— Start of TASK MATERIAL —
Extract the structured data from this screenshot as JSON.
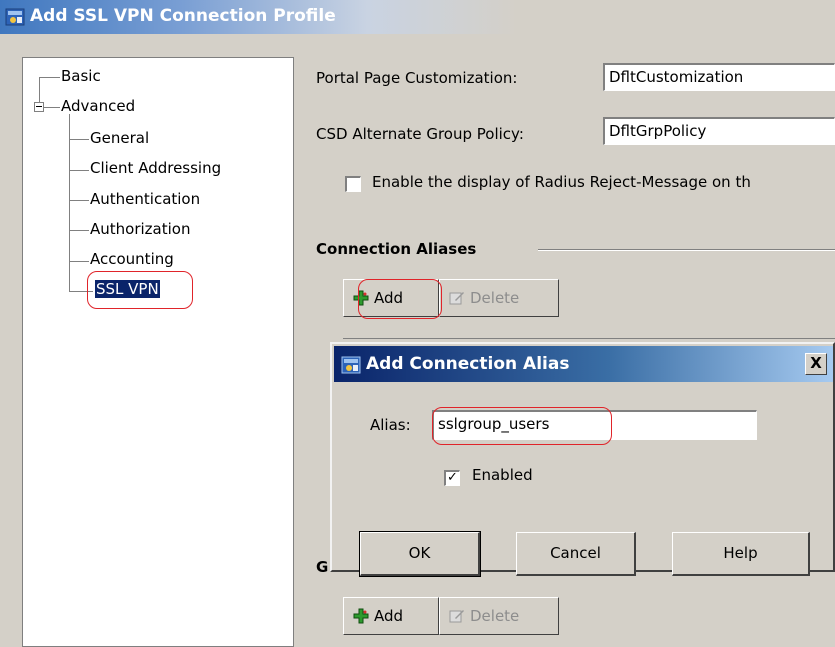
{
  "window": {
    "title": "Add SSL VPN Connection Profile"
  },
  "tree": {
    "items": [
      {
        "label": "Basic"
      },
      {
        "label": "Advanced"
      },
      {
        "label": "General"
      },
      {
        "label": "Client Addressing"
      },
      {
        "label": "Authentication"
      },
      {
        "label": "Authorization"
      },
      {
        "label": "Accounting"
      },
      {
        "label": "SSL VPN",
        "selected": true
      }
    ]
  },
  "main": {
    "portal_label": "Portal Page Customization:",
    "portal_value": "DfltCustomization",
    "csd_label": "CSD Alternate Group Policy:",
    "csd_value": "DfltGrpPolicy",
    "radius_checkbox_label": "Enable the display of Radius Reject-Message on th",
    "radius_checked": false,
    "aliases_section_title": "Connection Aliases",
    "add_label": "Add",
    "delete_label": "Delete",
    "obscured_section_letter": "G",
    "add2_label": "Add",
    "delete2_label": "Delete"
  },
  "dialog": {
    "title": "Add Connection Alias",
    "close_glyph": "X",
    "alias_label": "Alias:",
    "alias_value": "sslgroup_users",
    "enabled_label": "Enabled",
    "enabled_checked": true,
    "ok_label": "OK",
    "cancel_label": "Cancel",
    "help_label": "Help"
  },
  "icons": {
    "app": "asdm-app-icon",
    "add": "green-plus-icon",
    "delete": "edit-delete-icon"
  },
  "colors": {
    "highlight": "#e0242a",
    "selection": "#0a246a",
    "dialog_title": "#0a246a"
  }
}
— End of TASK MATERIAL —
**TASK INSTRUCTIONS**
In the listing, find every line with the word "Connection" and state how many there are, nothing more.

**THE REPLY**
3